## Exercise prompt
Copy out every record below with complete accuracy.
** Start Records supplied **
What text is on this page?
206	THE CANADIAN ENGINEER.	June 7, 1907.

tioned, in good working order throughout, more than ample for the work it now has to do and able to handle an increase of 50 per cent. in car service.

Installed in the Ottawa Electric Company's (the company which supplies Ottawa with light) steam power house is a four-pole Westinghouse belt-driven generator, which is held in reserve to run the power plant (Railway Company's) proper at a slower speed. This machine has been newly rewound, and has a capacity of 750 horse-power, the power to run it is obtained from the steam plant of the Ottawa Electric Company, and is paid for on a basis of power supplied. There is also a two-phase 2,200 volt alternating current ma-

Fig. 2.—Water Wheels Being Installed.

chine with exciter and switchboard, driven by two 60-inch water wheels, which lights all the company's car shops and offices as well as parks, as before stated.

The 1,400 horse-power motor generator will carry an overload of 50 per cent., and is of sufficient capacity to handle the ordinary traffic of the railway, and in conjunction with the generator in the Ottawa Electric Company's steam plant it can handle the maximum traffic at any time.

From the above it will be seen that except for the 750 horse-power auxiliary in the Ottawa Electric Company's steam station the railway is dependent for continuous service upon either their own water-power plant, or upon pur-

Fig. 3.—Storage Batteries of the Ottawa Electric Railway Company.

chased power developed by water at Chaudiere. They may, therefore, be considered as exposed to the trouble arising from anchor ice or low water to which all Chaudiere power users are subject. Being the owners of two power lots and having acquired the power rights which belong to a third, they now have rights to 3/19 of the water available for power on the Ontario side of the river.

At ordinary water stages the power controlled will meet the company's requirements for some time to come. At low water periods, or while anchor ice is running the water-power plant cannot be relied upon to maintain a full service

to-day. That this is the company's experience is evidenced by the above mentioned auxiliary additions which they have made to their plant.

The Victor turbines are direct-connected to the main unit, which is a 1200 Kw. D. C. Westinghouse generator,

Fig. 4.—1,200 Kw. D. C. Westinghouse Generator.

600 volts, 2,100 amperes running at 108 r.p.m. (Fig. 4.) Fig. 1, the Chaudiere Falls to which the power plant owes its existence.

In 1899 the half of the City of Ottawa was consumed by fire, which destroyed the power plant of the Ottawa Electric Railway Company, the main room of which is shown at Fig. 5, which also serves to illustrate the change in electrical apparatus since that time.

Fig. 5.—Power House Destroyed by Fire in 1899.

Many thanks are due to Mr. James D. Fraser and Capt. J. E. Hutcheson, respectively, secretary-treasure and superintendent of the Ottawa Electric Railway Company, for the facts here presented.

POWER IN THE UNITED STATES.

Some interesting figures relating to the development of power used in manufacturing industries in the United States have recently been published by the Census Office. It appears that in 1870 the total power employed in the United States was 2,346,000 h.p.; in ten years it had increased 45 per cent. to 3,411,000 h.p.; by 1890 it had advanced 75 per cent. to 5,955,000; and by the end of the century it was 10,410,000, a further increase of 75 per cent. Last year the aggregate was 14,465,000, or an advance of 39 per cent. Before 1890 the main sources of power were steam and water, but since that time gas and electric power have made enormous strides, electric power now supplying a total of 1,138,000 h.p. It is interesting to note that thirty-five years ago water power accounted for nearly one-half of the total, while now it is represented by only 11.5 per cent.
** End Records supplied **
## Expected output
What text is on this page?
206	THE CANADIAN ENGINEER.	June 7, 1907.

tioned, in good working order throughout, more than ample for the work it now has to do and able to handle an increase of 50 per cent. in car service.

Installed in the Ottawa Electric Company's (the company which supplies Ottawa with light) steam power house is a four-pole Westinghouse belt-driven generator, which is held in reserve to run the power plant (Railway Company's) proper at a slower speed. This machine has been newly rewound, and has a capacity of 750 horse-power, the power to run it is obtained from the steam plant of the Ottawa Electric Company, and is paid for on a basis of power supplied. There is also a two-phase 2,200 volt alternating current ma-

Fig. 2.—Water Wheels Being Installed.

chine with exciter and switchboard, driven by two 60-inch water wheels, which lights all the company's car shops and offices as well as parks, as before stated.

The 1,400 horse-power motor generator will carry an overload of 50 per cent., and is of sufficient capacity to handle the ordinary traffic of the railway, and in conjunction with the generator in the Ottawa Electric Company's steam plant it can handle the maximum traffic at any time.

From the above it will be seen that except for the 750 horse-power auxiliary in the Ottawa Electric Company's steam station the railway is dependent for continuous service upon either their own water-power plant, or upon pur-

Fig. 3.—Storage Batteries of the Ottawa Electric Railway Company.

chased power developed by water at Chaudiere. They may, therefore, be considered as exposed to the trouble arising from anchor ice or low water to which all Chaudiere power users are subject. Being the owners of two power lots and having acquired the power rights which belong to a third, they now have rights to 3/19 of the water available for power on the Ontario side of the river.

At ordinary water stages the power controlled will meet the company's requirements for some time to come. At low water periods, or while anchor ice is running the water-power plant cannot be relied upon to maintain a full service

to-day. That this is the company's experience is evidenced by the above mentioned auxiliary additions which they have made to their plant.

The Victor turbines are direct-connected to the main unit, which is a 1200 Kw. D. C. Westinghouse generator,

Fig. 4.—1,200 Kw. D. C. Westinghouse Generator.

600 volts, 2,100 amperes running at 108 r.p.m. (Fig. 4.) Fig. 1, the Chaudiere Falls to which the power plant owes its existence.

In 1899 the half of the City of Ottawa was consumed by fire, which destroyed the power plant of the Ottawa Electric Railway Company, the main room of which is shown at Fig. 5, which also serves to illustrate the change in electrical apparatus since that time.

Fig. 5.—Power House Destroyed by Fire in 1899.

Many thanks are due to Mr. James D. Fraser and Capt. J. E. Hutcheson, respectively, secretary-treasure and superintendent of the Ottawa Electric Railway Company, for the facts here presented.

POWER IN THE UNITED STATES.

Some interesting figures relating to the development of power used in manufacturing industries in the United States have recently been published by the Census Office. It appears that in 1870 the total power employed in the United States was 2,346,000 h.p.; in ten years it had increased 45 per cent. to 3,411,000 h.p.; by 1890 it had advanced 75 per cent. to 5,955,000; and by the end of the century it was 10,410,000, a further increase of 75 per cent. Last year the aggregate was 14,465,000, or an advance of 39 per cent. Before 1890 the main sources of power were steam and water, but since that time gas and electric power have made enormous strides, electric power now supplying a total of 1,138,000 h.p. It is interesting to note that thirty-five years ago water power accounted for nearly one-half of the total, while now it is represented by only 11.5 per cent.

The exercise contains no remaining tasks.